■ **Aim of the exercise**: Copy all lines of the listing that include the string "television".
━━ Entries provided ━━
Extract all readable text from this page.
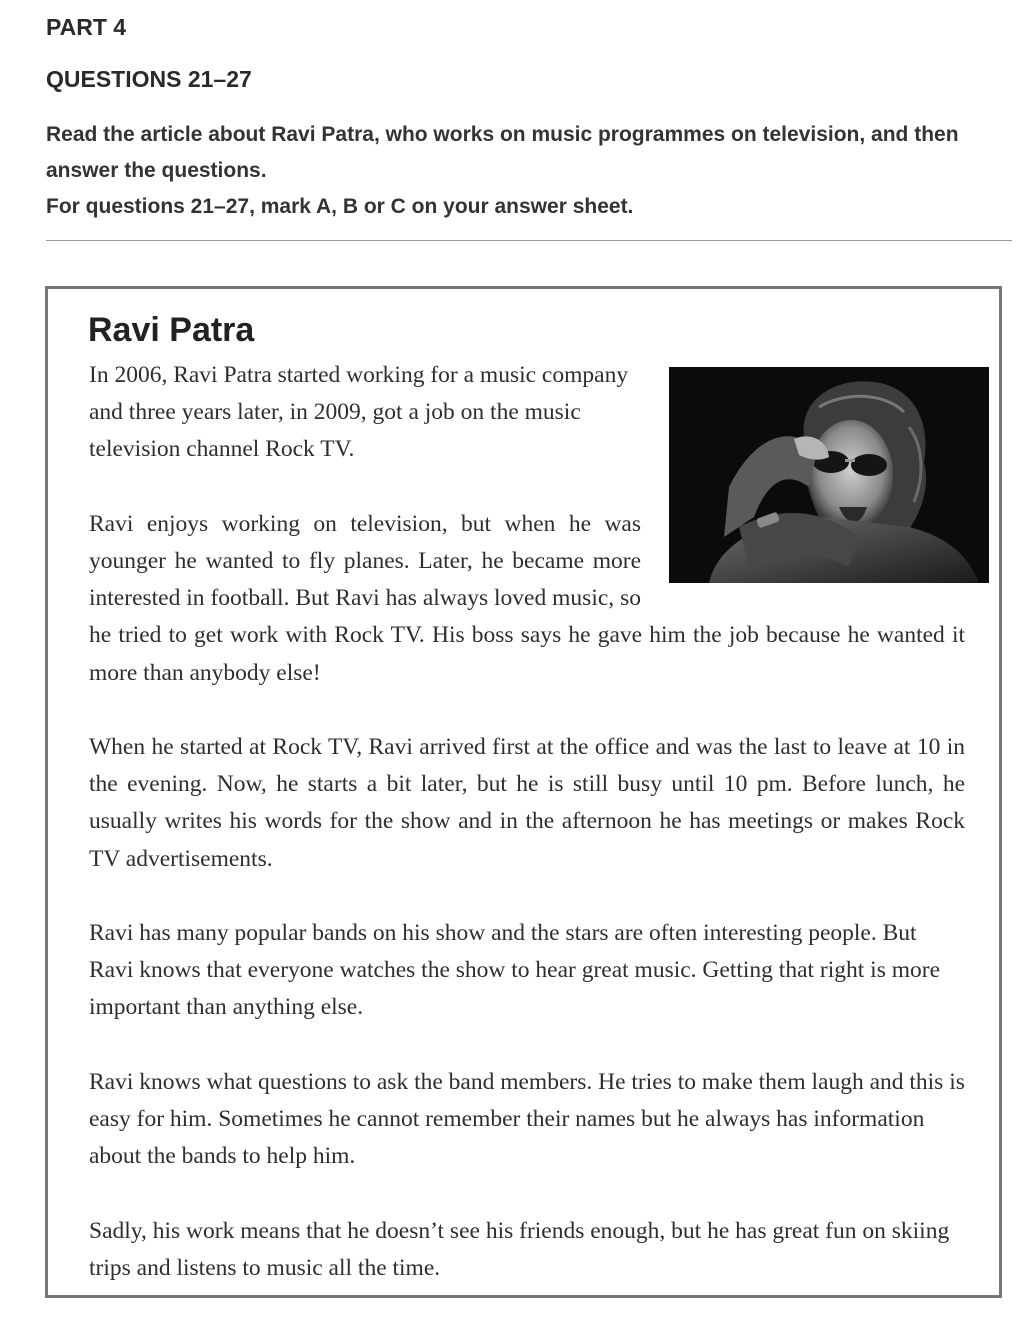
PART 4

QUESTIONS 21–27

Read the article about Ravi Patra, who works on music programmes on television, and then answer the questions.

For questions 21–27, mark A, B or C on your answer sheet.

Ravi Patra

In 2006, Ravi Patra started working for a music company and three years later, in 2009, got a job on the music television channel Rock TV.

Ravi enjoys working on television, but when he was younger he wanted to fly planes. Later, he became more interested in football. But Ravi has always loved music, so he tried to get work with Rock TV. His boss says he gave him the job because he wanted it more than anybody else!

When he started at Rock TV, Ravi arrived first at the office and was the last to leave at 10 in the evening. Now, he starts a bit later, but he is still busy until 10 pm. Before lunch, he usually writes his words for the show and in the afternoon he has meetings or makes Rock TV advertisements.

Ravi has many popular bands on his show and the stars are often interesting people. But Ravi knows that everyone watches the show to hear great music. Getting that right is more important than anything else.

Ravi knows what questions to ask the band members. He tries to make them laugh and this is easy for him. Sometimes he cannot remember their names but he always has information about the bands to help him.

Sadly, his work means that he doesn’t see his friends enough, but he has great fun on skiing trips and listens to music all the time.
━━━
■ **Correct result**:
Read the article about Ravi Patra, who works on music programmes on television, and then answer the questions.
In 2006, Ravi Patra started working for a music company and three years later, in 2009, got a job on the music television channel Rock TV.
Ravi enjoys working on television, but when he was younger he wanted to fly planes. Later, he became more interested in football. But Ravi has always loved music, so he tried to get work with Rock TV. His boss says he gave him the job because he wanted it more than anybody else!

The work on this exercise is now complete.